Write every record out again exactly, and keep images out of it.

** START **

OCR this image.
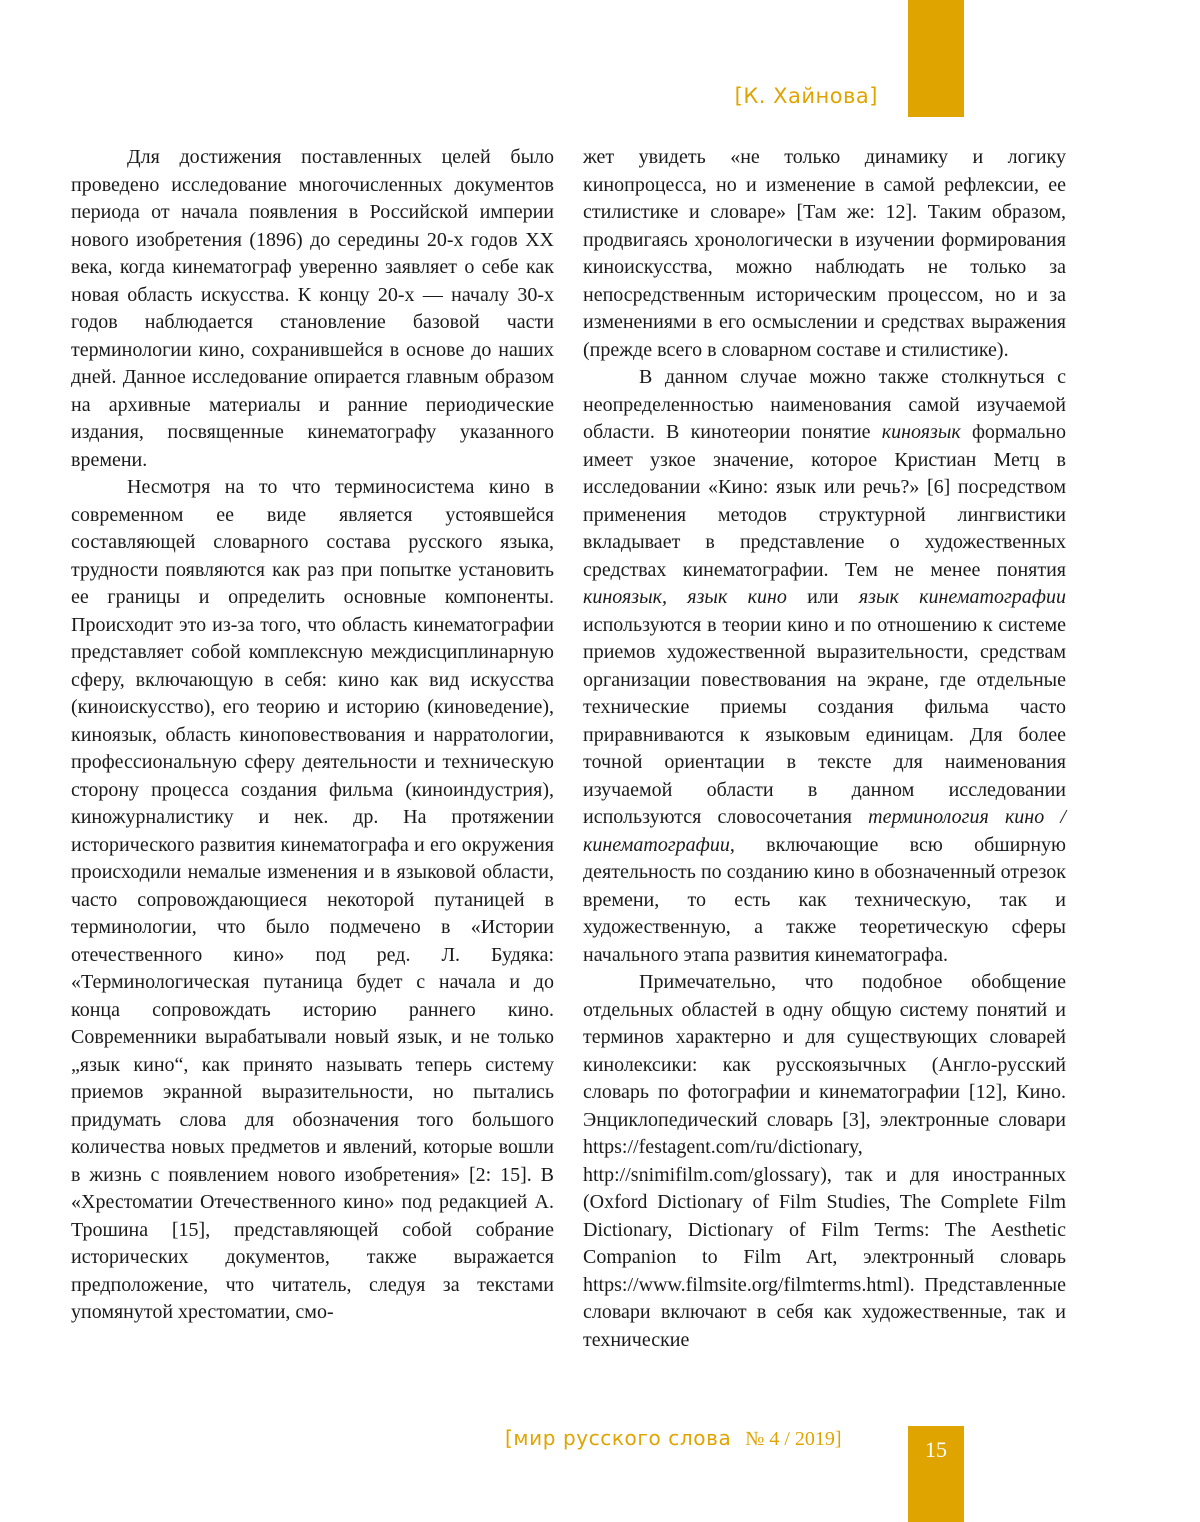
[К. Хайнова]

Для достижения поставленных целей было проведено исследование многочисленных документов периода от начала появления в Российской империи нового изобретения (1896) до середины 20-х годов XX века, когда кинематограф уверенно заявляет о себе как новая область искусства. К концу 20-х — началу 30-х годов наблюдается становление базовой части терминологии кино, сохранившейся в основе до наших дней. Данное исследование опирается главным образом на архивные материалы и ранние периодические издания, посвященные кинематографу указанного времени.

Несмотря на то что терминосистема кино в современном ее виде является устоявшейся составляющей словарного состава русского языка, трудности появляются как раз при попытке установить ее границы и определить основные компоненты. Происходит это из-за того, что область кинематографии представляет собой комплексную междисциплинарную сферу, включающую в себя: кино как вид искусства (киноискусство), его теорию и историю (киноведение), киноязык, область киноповествования и нарратологии, профессиональную сферу деятельности и техническую сторону процесса создания фильма (киноиндустрия), киножурналистику и нек. др. На протяжении исторического развития кинематографа и его окружения происходили немалые изменения и в языковой области, часто сопровождающиеся некоторой путаницей в терминологии, что было подмечено в «Истории отечественного кино» под ред. Л. Будяка: «Терминологическая путаница будет с начала и до конца сопровождать историю раннего кино. Современники вырабатывали новый язык, и не только „язык кино“, как принято называть теперь систему приемов экранной выразительности, но пытались придумать слова для обозначения того большого количества новых предметов и явлений, которые вошли в жизнь с появлением нового изобретения» [2: 15]. В «Хрестоматии Отечественного кино» под редакцией А. Трошина [15], представляющей собой собрание исторических документов, также выражается предположение, что читатель, следуя за текстами упомянутой хрестоматии, смо-

жет увидеть «не только динамику и логику кинопроцесса, но и изменение в самой рефлексии, ее стилистике и словаре» [Там же: 12]. Таким образом, продвигаясь хронологически в изучении формирования киноискусства, можно наблюдать не только за непосредственным историческим процессом, но и за изменениями в его осмыслении и средствах выражения (прежде всего в словарном составе и стилистике).

В данном случае можно также столкнуться с неопределенностью наименования самой изучаемой области. В кинотеории понятие киноязык формально имеет узкое значение, которое Кристиан Метц в исследовании «Кино: язык или речь?» [6] посредством применения методов структурной лингвистики вкладывает в представление о художественных средствах кинематографии. Тем не менее понятия киноязык, язык кино или язык кинематографии используются в теории кино и по отношению к системе приемов художественной выразительности, средствам организации повествования на экране, где отдельные технические приемы создания фильма часто приравниваются к языковым единицам. Для более точной ориентации в тексте для наименования изучаемой области в данном исследовании используются словосочетания терминология кино / кинематографии, включающие всю обширную деятельность по созданию кино в обозначенный отрезок времени, то есть как техническую, так и художественную, а также теоретическую сферы начального этапа развития кинематографа.

Примечательно, что подобное обобщение отдельных областей в одну общую систему понятий и терминов характерно и для существующих словарей кинолексики: как русскоязычных (Англо-русский словарь по фотографии и кинематографии [12], Кино. Энциклопедический словарь [3], электронные словари https://festagent.com/ru/dictionary, http://snimifilm.com/glossary), так и для иностранных (Oxford Dictionary of Film Studies, The Complete Film Dictionary, Dictionary of Film Terms: The Aesthetic Companion to Film Art, электронный словарь https://www.filmsite.org/filmterms.html). Представленные словари включают в себя как художественные, так и технические

[мир русского слова № 4 / 2019]	15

** END **

**Answer**
OCR this image.
[К. Хайнова]

Для достижения поставленных целей было проведено исследование многочисленных документов периода от начала появления в Российской империи нового изобретения (1896) до середины 20-х годов XX века, когда кинематограф уверенно заявляет о себе как новая область искусства. К концу 20-х — началу 30-х годов наблюдается становление базовой части терминологии кино, сохранившейся в основе до наших дней. Данное исследование опирается главным образом на архивные материалы и ранние периодические издания, посвященные кинематографу указанного времени.

Несмотря на то что терминосистема кино в современном ее виде является устоявшейся составляющей словарного состава русского языка, трудности появляются как раз при попытке установить ее границы и определить основные компоненты. Происходит это из-за того, что область кинематографии представляет собой комплексную междисциплинарную сферу, включающую в себя: кино как вид искусства (киноискусство), его теорию и историю (киноведение), киноязык, область киноповествования и нарратологии, профессиональную сферу деятельности и техническую сторону процесса создания фильма (киноиндустрия), киножурналистику и нек. др. На протяжении исторического развития кинематографа и его окружения происходили немалые изменения и в языковой области, часто сопровождающиеся некоторой путаницей в терминологии, что было подмечено в «Истории отечественного кино» под ред. Л. Будяка: «Терминологическая путаница будет с начала и до конца сопровождать историю раннего кино. Современники вырабатывали новый язык, и не только „язык кино“, как принято называть теперь систему приемов экранной выразительности, но пытались придумать слова для обозначения того большого количества новых предметов и явлений, которые вошли в жизнь с появлением нового изобретения» [2: 15]. В «Хрестоматии Отечественного кино» под редакцией А. Трошина [15], представляющей собой собрание исторических документов, также выражается предположение, что читатель, следуя за текстами упомянутой хрестоматии, смо-

жет увидеть «не только динамику и логику кинопроцесса, но и изменение в самой рефлексии, ее стилистике и словаре» [Там же: 12]. Таким образом, продвигаясь хронологически в изучении формирования киноискусства, можно наблюдать не только за непосредственным историческим процессом, но и за изменениями в его осмыслении и средствах выражения (прежде всего в словарном составе и стилистике).

В данном случае можно также столкнуться с неопределенностью наименования самой изучаемой области. В кинотеории понятие киноязык формально имеет узкое значение, которое Кристиан Метц в исследовании «Кино: язык или речь?» [6] посредством применения методов структурной лингвистики вкладывает в представление о художественных средствах кинематографии. Тем не менее понятия киноязык, язык кино или язык кинематографии используются в теории кино и по отношению к системе приемов художественной выразительности, средствам организации повествования на экране, где отдельные технические приемы создания фильма часто приравниваются к языковым единицам. Для более точной ориентации в тексте для наименования изучаемой области в данном исследовании используются словосочетания терминология кино / кинематографии, включающие всю обширную деятельность по созданию кино в обозначенный отрезок времени, то есть как техническую, так и художественную, а также теоретическую сферы начального этапа развития кинематографа.

Примечательно, что подобное обобщение отдельных областей в одну общую систему понятий и терминов характерно и для существующих словарей кинолексики: как русскоязычных (Англо-русский словарь по фотографии и кинематографии [12], Кино. Энциклопедический словарь [3], электронные словари https://festagent.com/ru/dictionary, http://snimifilm.com/glossary), так и для иностранных (Oxford Dictionary of Film Studies, The Complete Film Dictionary, Dictionary of Film Terms: The Aesthetic Companion to Film Art, электронный словарь https://www.filmsite.org/filmterms.html). Представленные словари включают в себя как художественные, так и технические

[мир русского слова № 4 / 2019]	15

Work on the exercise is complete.